:: Exercise details ::
Give back every item below word for word, leaving out the pictures.

--

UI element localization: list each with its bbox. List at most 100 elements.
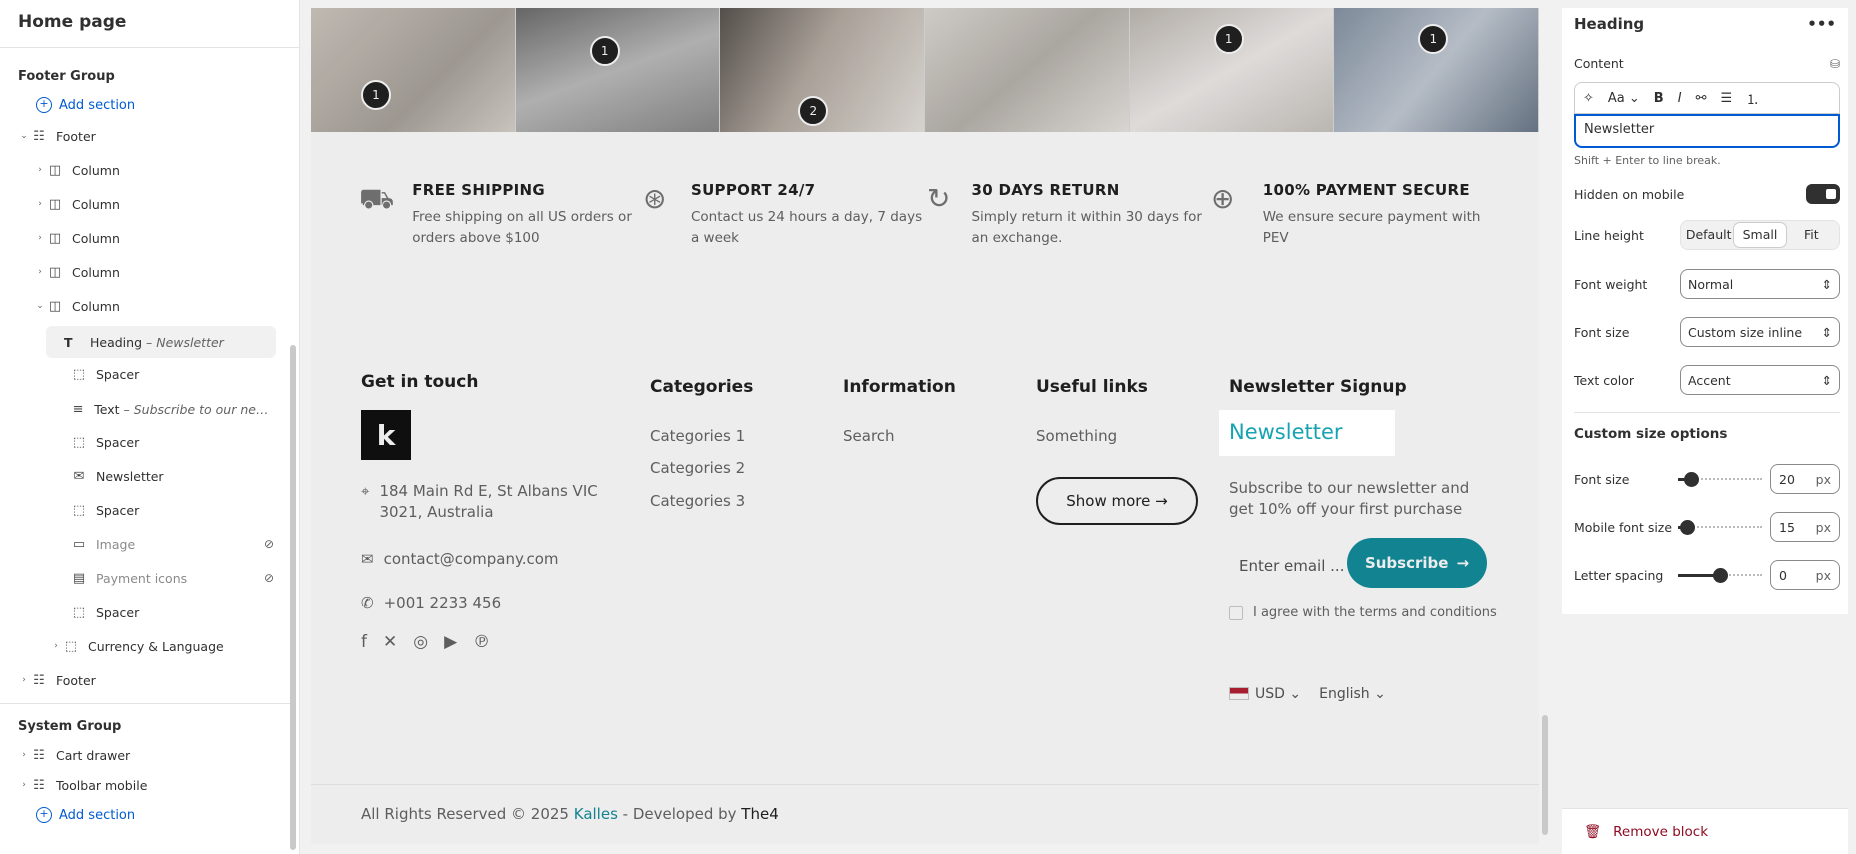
- terms-checkbox-row[interactable]: I agree with the terms and conditions: [1229, 605, 1497, 620]
- brand-link[interactable]: Kalles: [574, 805, 618, 823]
- tree-item-spacer[interactable]: ⬚ Spacer: [70, 360, 290, 388]
- letter-spacing-input[interactable]: 0 px: [1770, 560, 1840, 590]
- tree-item-image[interactable]: ▭ Image ⊘: [70, 530, 290, 558]
- sidebar-scrollbar[interactable]: [290, 345, 296, 850]
- remove-block-button[interactable]: 🗑 Remove block: [1562, 808, 1848, 854]
- chevron-right-icon[interactable]: ›: [34, 165, 46, 175]
- tree-item-column[interactable]: › ◫ Column: [34, 258, 326, 286]
- select-chevron-icon: ⇕: [1821, 372, 1832, 388]
- mobile-font-size-input[interactable]: 15 px: [1770, 512, 1840, 542]
- font-size-input[interactable]: 20 px: [1770, 464, 1840, 494]
- tree-item-column[interactable]: › ◫ Column: [34, 190, 326, 218]
- chevron-down-icon[interactable]: ⌄: [34, 301, 46, 311]
- link-icon[interactable]: ⚯: [1696, 91, 1707, 106]
- tree-item-toolbar-mobile[interactable]: › ☷ Toolbar mobile: [18, 771, 310, 799]
- tree-item-heading-selected[interactable]: T Heading – Newsletter: [40, 322, 282, 362]
- tree-item-cart-drawer[interactable]: › ☷ Cart drawer: [18, 741, 310, 769]
- more-options-icon[interactable]: •••: [1807, 15, 1836, 33]
- hotspot[interactable]: 1: [1418, 24, 1449, 54]
- numbered-list-icon[interactable]: ⒈: [1746, 89, 1759, 108]
- chevron-down-icon[interactable]: ⌄: [18, 131, 30, 141]
- tree-item-spacer[interactable]: ⬚ Spacer: [70, 598, 290, 626]
- footer-link[interactable]: Categories 3: [650, 491, 745, 512]
- font-weight-label: Font weight: [1574, 276, 1648, 292]
- add-section-button[interactable]: + Add section: [36, 97, 135, 113]
- developer-link[interactable]: The4: [741, 805, 778, 823]
- eye-hidden-icon[interactable]: ⊘: [264, 537, 274, 551]
- tree-item-text[interactable]: ≡ Text – Subscribe to our newsl...: [70, 395, 272, 423]
- tree-item-column[interactable]: › ◫ Column: [34, 156, 326, 184]
- tree-item-column[interactable]: ⌄ ◫ Column: [34, 292, 326, 320]
- font-style-dropdown[interactable]: Aa ⌄: [1608, 91, 1640, 106]
- spacer-icon: ⬚: [72, 434, 86, 450]
- instagram-icon[interactable]: ◎: [413, 632, 428, 652]
- line-height-fit[interactable]: Fit: [1786, 223, 1837, 247]
- newsletter-heading-selected[interactable]: Newsletter: [1219, 410, 1395, 456]
- tree-item-footer[interactable]: ⌄ ☷ Footer: [18, 122, 310, 150]
- secure-icon: ⊕: [1211, 182, 1235, 215]
- pinterest-icon[interactable]: ℗: [473, 632, 490, 652]
- youtube-icon[interactable]: ▶: [444, 632, 457, 652]
- photo: 1: [515, 8, 721, 132]
- hidden-mobile-toggle[interactable]: [1806, 184, 1840, 204]
- mobile-font-size-slider[interactable]: [1678, 517, 1762, 537]
- bold-icon[interactable]: B: [1654, 91, 1664, 106]
- line-height-small[interactable]: Small: [1734, 223, 1786, 247]
- tree-item-spacer[interactable]: ⬚ Spacer: [70, 496, 290, 524]
- email-contact[interactable]: ✉ contact@company.com: [361, 549, 559, 570]
- hotspot[interactable]: 2: [798, 96, 829, 126]
- page-title[interactable]: Home page: [0, 0, 299, 48]
- tree-item-footer[interactable]: › ☷ Footer: [18, 666, 310, 694]
- cs-font-size-label: Font size: [1574, 471, 1630, 487]
- spacer-icon: ⬚: [72, 502, 86, 518]
- chevron-right-icon[interactable]: ›: [34, 233, 46, 243]
- bullet-list-icon[interactable]: ☰: [1720, 91, 1732, 106]
- language-selector[interactable]: English ⌄: [1319, 686, 1386, 702]
- preview-scrollbar[interactable]: [1542, 715, 1548, 835]
- add-section-button[interactable]: + Add section: [36, 807, 135, 823]
- footer-link[interactable]: Categories 1: [650, 426, 745, 447]
- tree-item-payment-icons[interactable]: ▤ Payment icons ⊘: [70, 564, 290, 592]
- dynamic-source-icon[interactable]: ⛁: [1830, 57, 1840, 71]
- chevron-right-icon[interactable]: ›: [18, 750, 30, 760]
- hotspot[interactable]: 1: [1213, 24, 1244, 54]
- chevron-right-icon[interactable]: ›: [18, 675, 30, 685]
- tree-item-newsletter[interactable]: ✉ Newsletter: [70, 462, 290, 490]
- line-height-default[interactable]: Default: [1683, 223, 1734, 247]
- photo: 1: [1334, 8, 1539, 132]
- currency-selector[interactable]: USD ⌄: [1229, 686, 1301, 702]
- ai-magic-icon[interactable]: ✧: [1583, 91, 1594, 106]
- italic-icon[interactable]: I: [1678, 91, 1682, 106]
- terms-checkbox[interactable]: [1229, 605, 1243, 620]
- footer-link[interactable]: Search: [843, 426, 895, 447]
- content-input[interactable]: Newsletter: [1574, 114, 1840, 148]
- tree-item-column[interactable]: › ◫ Column: [34, 224, 326, 252]
- cs-mobile-font-size-label: Mobile font size: [1574, 519, 1673, 535]
- feature-item: ↻ 30 DAYS RETURN Simply return it within 3…: [927, 181, 1202, 246]
- text-color-select[interactable]: Accent ⇕: [1680, 365, 1840, 395]
- subscribe-button[interactable]: Subscribe →: [1347, 538, 1487, 588]
- footer-link[interactable]: Categories 2: [650, 458, 745, 479]
- font-size-slider[interactable]: [1678, 469, 1762, 489]
- tree-item-currency-language[interactable]: › ⬚ Currency & Language: [50, 632, 290, 660]
- hotspot[interactable]: 1: [361, 80, 391, 110]
- footer-link[interactable]: Something: [1036, 426, 1117, 447]
- phone-contact[interactable]: ✆ +001 2233 456: [361, 593, 501, 614]
- chevron-right-icon[interactable]: ›: [34, 267, 46, 277]
- chevron-right-icon[interactable]: ›: [18, 780, 30, 790]
- tree-item-spacer[interactable]: ⬚ Spacer: [70, 428, 290, 456]
- font-size-select[interactable]: Custom size inline ⇕: [1680, 317, 1840, 347]
- x-twitter-icon[interactable]: ✕: [383, 632, 397, 652]
- show-more-button[interactable]: Show more →: [1036, 477, 1198, 525]
- chevron-right-icon[interactable]: ›: [34, 199, 46, 209]
- facebook-icon[interactable]: f: [361, 632, 367, 652]
- brand-logo[interactable]: k: [361, 410, 411, 460]
- letter-spacing-slider[interactable]: [1678, 565, 1762, 585]
- eye-hidden-icon[interactable]: ⊘: [264, 571, 274, 585]
- section-icon: ☷: [33, 777, 45, 793]
- email-input[interactable]: Enter email ...: [1239, 546, 1359, 586]
- chevron-right-icon[interactable]: ›: [50, 641, 62, 651]
- font-weight-select[interactable]: Normal ⇕: [1680, 269, 1840, 299]
- image-icon: ▭: [72, 536, 86, 552]
- hotspot[interactable]: 1: [589, 36, 620, 66]
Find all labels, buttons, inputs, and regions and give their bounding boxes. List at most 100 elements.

--

:: The completed task ::
UI element localization: list each with its bbox. List at most 100 elements.
- terms-checkbox-row[interactable]: I agree with the terms and conditions: [1229, 605, 1497, 620]
- brand-link[interactable]: Kalles: [574, 805, 618, 823]
- tree-item-spacer[interactable]: ⬚ Spacer: [70, 360, 290, 388]
- letter-spacing-input[interactable]: 0 px: [1770, 560, 1840, 590]
- tree-item-image[interactable]: ▭ Image ⊘: [70, 530, 290, 558]
- sidebar-scrollbar[interactable]: [290, 345, 296, 850]
- remove-block-button[interactable]: 🗑 Remove block: [1562, 808, 1848, 854]
- chevron-right-icon[interactable]: ›: [34, 165, 46, 175]
- tree-item-column[interactable]: › ◫ Column: [34, 258, 326, 286]
- select-chevron-icon: ⇕: [1821, 372, 1832, 388]
- mobile-font-size-input[interactable]: 15 px: [1770, 512, 1840, 542]
- font-size-input[interactable]: 20 px: [1770, 464, 1840, 494]
- tree-item-column[interactable]: › ◫ Column: [34, 190, 326, 218]
- chevron-down-icon[interactable]: ⌄: [34, 301, 46, 311]
- link-icon[interactable]: ⚯: [1696, 91, 1707, 106]
- tree-item-toolbar-mobile[interactable]: › ☷ Toolbar mobile: [18, 771, 310, 799]
- tree-item-heading-selected[interactable]: T Heading – Newsletter: [40, 322, 282, 362]
- tree-item-cart-drawer[interactable]: › ☷ Cart drawer: [18, 741, 310, 769]
- more-options-icon[interactable]: •••: [1807, 15, 1836, 33]
- hotspot[interactable]: 1: [1418, 24, 1449, 54]
- numbered-list-icon[interactable]: ⒈: [1746, 89, 1759, 108]
- chevron-down-icon[interactable]: ⌄: [18, 131, 30, 141]
- tree-item-spacer[interactable]: ⬚ Spacer: [70, 598, 290, 626]
- footer-link[interactable]: Categories 3: [650, 491, 745, 512]
- font-weight-label: Font weight: [1574, 276, 1648, 292]
- add-section-button[interactable]: + Add section: [36, 97, 135, 113]
- developer-link[interactable]: The4: [741, 805, 778, 823]
- eye-hidden-icon[interactable]: ⊘: [264, 537, 274, 551]
- tree-item-text[interactable]: ≡ Text – Subscribe to our newsl...: [70, 395, 272, 423]
- tree-item-column[interactable]: › ◫ Column: [34, 156, 326, 184]
- tree-item-column[interactable]: ⌄ ◫ Column: [34, 292, 326, 320]
- font-style-dropdown[interactable]: Aa ⌄: [1608, 91, 1640, 106]
- spacer-icon: ⬚: [72, 434, 86, 450]
- instagram-icon[interactable]: ◎: [413, 632, 428, 652]
- line-height-fit[interactable]: Fit: [1786, 223, 1837, 247]
- newsletter-heading-selected[interactable]: Newsletter: [1219, 410, 1395, 456]
- tree-item-footer[interactable]: ⌄ ☷ Footer: [18, 122, 310, 150]
- secure-icon: ⊕: [1211, 182, 1235, 215]
- pinterest-icon[interactable]: ℗: [473, 632, 490, 652]
- youtube-icon[interactable]: ▶: [444, 632, 457, 652]
- photo: 1: [515, 8, 721, 132]
- hidden-mobile-toggle[interactable]: [1806, 184, 1840, 204]
- mobile-font-size-slider[interactable]: [1678, 517, 1762, 537]
- bold-icon[interactable]: B: [1654, 91, 1664, 106]
- line-height-small[interactable]: Small: [1734, 223, 1786, 247]
- tree-item-spacer[interactable]: ⬚ Spacer: [70, 496, 290, 524]
- email-contact[interactable]: ✉ contact@company.com: [361, 549, 559, 570]
- hotspot[interactable]: 2: [798, 96, 829, 126]
- page-title[interactable]: Home page: [0, 0, 299, 48]
- tree-item-footer[interactable]: › ☷ Footer: [18, 666, 310, 694]
- cs-font-size-label: Font size: [1574, 471, 1630, 487]
- spacer-icon: ⬚: [72, 502, 86, 518]
- chevron-right-icon[interactable]: ›: [34, 233, 46, 243]
- bullet-list-icon[interactable]: ☰: [1720, 91, 1732, 106]
- language-selector[interactable]: English ⌄: [1319, 686, 1386, 702]
- preview-scrollbar[interactable]: [1542, 715, 1548, 835]
- add-section-button[interactable]: + Add section: [36, 807, 135, 823]
- footer-link[interactable]: Categories 1: [650, 426, 745, 447]
- tree-item-payment-icons[interactable]: ▤ Payment icons ⊘: [70, 564, 290, 592]
- dynamic-source-icon[interactable]: ⛁: [1830, 57, 1840, 71]
- chevron-right-icon[interactable]: ›: [18, 750, 30, 760]
- hotspot[interactable]: 1: [1213, 24, 1244, 54]
- chevron-right-icon[interactable]: ›: [18, 675, 30, 685]
- tree-item-newsletter[interactable]: ✉ Newsletter: [70, 462, 290, 490]
- line-height-default[interactable]: Default: [1683, 223, 1734, 247]
- photo: 1: [1334, 8, 1539, 132]
- currency-selector[interactable]: USD ⌄: [1229, 686, 1301, 702]
- ai-magic-icon[interactable]: ✧: [1583, 91, 1594, 106]
- italic-icon[interactable]: I: [1678, 91, 1682, 106]
- terms-checkbox[interactable]: [1229, 605, 1243, 620]
- footer-link[interactable]: Search: [843, 426, 895, 447]
- content-input[interactable]: Newsletter: [1574, 114, 1840, 148]
- tree-item-column[interactable]: › ◫ Column: [34, 224, 326, 252]
- cs-mobile-font-size-label: Mobile font size: [1574, 519, 1673, 535]
- feature-item: ↻ 30 DAYS RETURN Simply return it within 3…: [927, 181, 1202, 246]
- text-color-select[interactable]: Accent ⇕: [1680, 365, 1840, 395]
- subscribe-button[interactable]: Subscribe →: [1347, 538, 1487, 588]
- footer-link[interactable]: Categories 2: [650, 458, 745, 479]
- font-size-slider[interactable]: [1678, 469, 1762, 489]
- tree-item-currency-language[interactable]: › ⬚ Currency & Language: [50, 632, 290, 660]
- hotspot[interactable]: 1: [361, 80, 391, 110]
- footer-link[interactable]: Something: [1036, 426, 1117, 447]
- phone-contact[interactable]: ✆ +001 2233 456: [361, 593, 501, 614]
- chevron-right-icon[interactable]: ›: [34, 267, 46, 277]
- chevron-right-icon[interactable]: ›: [18, 780, 30, 790]
- tree-item-spacer[interactable]: ⬚ Spacer: [70, 428, 290, 456]
- font-size-select[interactable]: Custom size inline ⇕: [1680, 317, 1840, 347]
- x-twitter-icon[interactable]: ✕: [383, 632, 397, 652]
- show-more-button[interactable]: Show more →: [1036, 477, 1198, 525]
- chevron-right-icon[interactable]: ›: [34, 199, 46, 209]
- facebook-icon[interactable]: f: [361, 632, 367, 652]
- brand-logo[interactable]: k: [361, 410, 411, 460]
- letter-spacing-slider[interactable]: [1678, 565, 1762, 585]
- eye-hidden-icon[interactable]: ⊘: [264, 571, 274, 585]
- section-icon: ☷: [33, 777, 45, 793]
- email-input[interactable]: Enter email ...: [1239, 546, 1359, 586]
- chevron-right-icon[interactable]: ›: [50, 641, 62, 651]
- font-weight-select[interactable]: Normal ⇕: [1680, 269, 1840, 299]
- image-icon: ▭: [72, 536, 86, 552]
- hotspot[interactable]: 1: [589, 36, 620, 66]
Find all labels, buttons, inputs, and regions and give their bounding boxes. List at most 100 elements.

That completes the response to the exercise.